## TASK BRIEF
Go through the material below and copy all lines with "close".

[EXERCISE DATA start]

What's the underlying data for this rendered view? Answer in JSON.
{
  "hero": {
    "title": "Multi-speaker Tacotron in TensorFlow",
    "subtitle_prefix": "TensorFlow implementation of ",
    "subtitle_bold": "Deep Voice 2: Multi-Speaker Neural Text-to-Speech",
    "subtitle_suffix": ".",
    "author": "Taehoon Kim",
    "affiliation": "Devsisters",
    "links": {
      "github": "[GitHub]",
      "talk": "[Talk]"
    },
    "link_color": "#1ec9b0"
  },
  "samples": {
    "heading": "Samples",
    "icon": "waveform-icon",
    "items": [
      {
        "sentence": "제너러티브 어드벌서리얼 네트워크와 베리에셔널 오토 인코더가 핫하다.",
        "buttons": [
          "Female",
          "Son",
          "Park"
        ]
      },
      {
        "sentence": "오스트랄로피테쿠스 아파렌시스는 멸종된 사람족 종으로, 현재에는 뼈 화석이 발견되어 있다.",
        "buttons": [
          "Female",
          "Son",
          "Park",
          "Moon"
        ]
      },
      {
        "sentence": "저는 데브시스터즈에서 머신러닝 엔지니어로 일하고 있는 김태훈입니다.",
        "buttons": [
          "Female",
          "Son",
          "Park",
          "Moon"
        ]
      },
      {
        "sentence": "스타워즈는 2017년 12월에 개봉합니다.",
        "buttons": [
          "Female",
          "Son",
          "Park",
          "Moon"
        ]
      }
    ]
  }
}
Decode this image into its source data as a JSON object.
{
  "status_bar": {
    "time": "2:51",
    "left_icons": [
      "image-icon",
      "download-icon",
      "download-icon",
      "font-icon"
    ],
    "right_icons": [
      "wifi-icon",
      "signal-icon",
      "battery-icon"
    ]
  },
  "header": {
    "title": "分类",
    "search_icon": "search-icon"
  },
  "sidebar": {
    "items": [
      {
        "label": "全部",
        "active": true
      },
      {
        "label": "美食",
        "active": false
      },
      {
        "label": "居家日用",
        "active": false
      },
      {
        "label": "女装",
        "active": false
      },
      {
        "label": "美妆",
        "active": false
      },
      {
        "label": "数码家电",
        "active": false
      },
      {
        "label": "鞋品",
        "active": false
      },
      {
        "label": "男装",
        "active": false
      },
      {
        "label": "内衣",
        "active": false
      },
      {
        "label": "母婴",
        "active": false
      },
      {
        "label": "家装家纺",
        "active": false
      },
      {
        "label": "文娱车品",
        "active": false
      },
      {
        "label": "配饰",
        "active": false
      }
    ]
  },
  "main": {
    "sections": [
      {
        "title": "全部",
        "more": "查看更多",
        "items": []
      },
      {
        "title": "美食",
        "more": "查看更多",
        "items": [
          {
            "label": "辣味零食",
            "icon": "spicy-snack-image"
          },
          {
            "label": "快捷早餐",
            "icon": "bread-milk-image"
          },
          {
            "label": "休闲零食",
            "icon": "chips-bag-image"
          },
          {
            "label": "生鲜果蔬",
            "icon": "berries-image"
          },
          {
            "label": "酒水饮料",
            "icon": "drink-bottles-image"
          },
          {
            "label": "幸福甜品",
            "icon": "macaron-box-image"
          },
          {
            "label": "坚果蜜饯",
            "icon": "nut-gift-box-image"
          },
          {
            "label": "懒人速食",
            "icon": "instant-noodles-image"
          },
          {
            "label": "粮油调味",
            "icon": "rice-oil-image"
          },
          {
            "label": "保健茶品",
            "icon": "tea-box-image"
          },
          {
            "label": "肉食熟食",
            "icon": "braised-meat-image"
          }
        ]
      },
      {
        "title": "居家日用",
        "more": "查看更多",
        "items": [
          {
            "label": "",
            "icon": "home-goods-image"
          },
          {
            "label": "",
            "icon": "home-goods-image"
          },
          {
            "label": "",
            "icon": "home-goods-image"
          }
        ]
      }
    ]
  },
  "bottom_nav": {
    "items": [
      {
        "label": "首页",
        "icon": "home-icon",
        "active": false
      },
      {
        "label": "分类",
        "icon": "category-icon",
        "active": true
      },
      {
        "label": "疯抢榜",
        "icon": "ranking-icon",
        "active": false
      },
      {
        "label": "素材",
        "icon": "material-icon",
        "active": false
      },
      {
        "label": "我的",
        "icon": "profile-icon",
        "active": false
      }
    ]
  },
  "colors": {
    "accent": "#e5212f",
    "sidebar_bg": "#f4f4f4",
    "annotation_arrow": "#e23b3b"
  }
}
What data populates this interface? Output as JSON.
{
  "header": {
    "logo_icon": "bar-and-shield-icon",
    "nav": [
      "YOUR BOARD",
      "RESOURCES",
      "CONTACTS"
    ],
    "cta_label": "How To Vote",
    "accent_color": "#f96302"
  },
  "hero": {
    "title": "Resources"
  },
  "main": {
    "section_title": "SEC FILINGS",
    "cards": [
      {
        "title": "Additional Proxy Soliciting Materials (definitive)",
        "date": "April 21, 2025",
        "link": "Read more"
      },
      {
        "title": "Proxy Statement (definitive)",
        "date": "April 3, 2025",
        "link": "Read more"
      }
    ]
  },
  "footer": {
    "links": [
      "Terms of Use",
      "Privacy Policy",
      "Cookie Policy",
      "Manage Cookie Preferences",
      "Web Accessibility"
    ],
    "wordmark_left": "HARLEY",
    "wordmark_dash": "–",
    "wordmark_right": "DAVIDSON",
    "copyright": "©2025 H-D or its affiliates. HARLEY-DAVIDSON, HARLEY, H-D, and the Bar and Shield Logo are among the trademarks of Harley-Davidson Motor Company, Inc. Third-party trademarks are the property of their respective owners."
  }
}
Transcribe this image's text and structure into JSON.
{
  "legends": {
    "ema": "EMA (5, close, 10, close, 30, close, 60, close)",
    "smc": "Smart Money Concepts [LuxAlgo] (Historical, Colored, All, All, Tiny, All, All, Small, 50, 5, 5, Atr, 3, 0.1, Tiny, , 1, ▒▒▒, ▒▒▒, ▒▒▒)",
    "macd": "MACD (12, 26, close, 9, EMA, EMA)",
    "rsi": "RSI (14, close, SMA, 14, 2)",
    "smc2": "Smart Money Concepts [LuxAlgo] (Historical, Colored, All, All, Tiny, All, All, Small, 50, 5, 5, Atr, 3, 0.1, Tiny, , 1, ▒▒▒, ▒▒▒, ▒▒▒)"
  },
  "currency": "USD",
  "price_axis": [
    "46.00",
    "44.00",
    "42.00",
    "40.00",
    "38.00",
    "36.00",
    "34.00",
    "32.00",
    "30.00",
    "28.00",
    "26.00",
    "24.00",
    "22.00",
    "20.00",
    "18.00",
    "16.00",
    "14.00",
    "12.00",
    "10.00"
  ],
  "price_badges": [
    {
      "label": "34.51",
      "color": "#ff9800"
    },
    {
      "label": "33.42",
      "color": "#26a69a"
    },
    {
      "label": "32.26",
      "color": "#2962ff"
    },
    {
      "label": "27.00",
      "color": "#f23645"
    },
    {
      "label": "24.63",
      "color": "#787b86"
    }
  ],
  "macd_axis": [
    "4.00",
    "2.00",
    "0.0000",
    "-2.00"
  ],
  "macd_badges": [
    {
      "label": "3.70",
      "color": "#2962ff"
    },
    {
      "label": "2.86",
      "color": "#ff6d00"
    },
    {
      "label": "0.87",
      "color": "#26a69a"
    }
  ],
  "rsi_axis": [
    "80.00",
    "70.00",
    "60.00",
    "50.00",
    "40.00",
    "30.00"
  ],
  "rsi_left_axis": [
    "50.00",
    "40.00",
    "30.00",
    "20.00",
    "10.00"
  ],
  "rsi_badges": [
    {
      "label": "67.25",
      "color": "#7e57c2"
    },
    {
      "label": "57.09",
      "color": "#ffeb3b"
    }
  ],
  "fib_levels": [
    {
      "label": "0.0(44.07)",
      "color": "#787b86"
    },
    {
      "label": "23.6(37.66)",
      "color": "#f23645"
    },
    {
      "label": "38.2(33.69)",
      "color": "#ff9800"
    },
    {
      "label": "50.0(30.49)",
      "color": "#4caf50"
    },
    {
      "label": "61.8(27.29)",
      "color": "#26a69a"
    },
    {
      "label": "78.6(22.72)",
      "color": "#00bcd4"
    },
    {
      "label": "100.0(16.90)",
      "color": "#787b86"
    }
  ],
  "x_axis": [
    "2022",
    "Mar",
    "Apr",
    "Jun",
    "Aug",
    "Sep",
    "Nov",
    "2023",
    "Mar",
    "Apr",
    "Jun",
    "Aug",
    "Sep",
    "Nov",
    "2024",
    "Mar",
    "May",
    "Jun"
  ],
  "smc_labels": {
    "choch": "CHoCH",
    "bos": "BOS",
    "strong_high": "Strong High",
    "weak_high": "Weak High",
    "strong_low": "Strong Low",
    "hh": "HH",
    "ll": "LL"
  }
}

[EXERCISE DATA end]

## ANSWER TO THE TASK
    "ema": "EMA (5, close, 10, close, 30, close, 60, close)",
    "macd": "MACD (12, 26, close, 9, EMA, EMA)",
    "rsi": "RSI (14, close, SMA, 14, 2)",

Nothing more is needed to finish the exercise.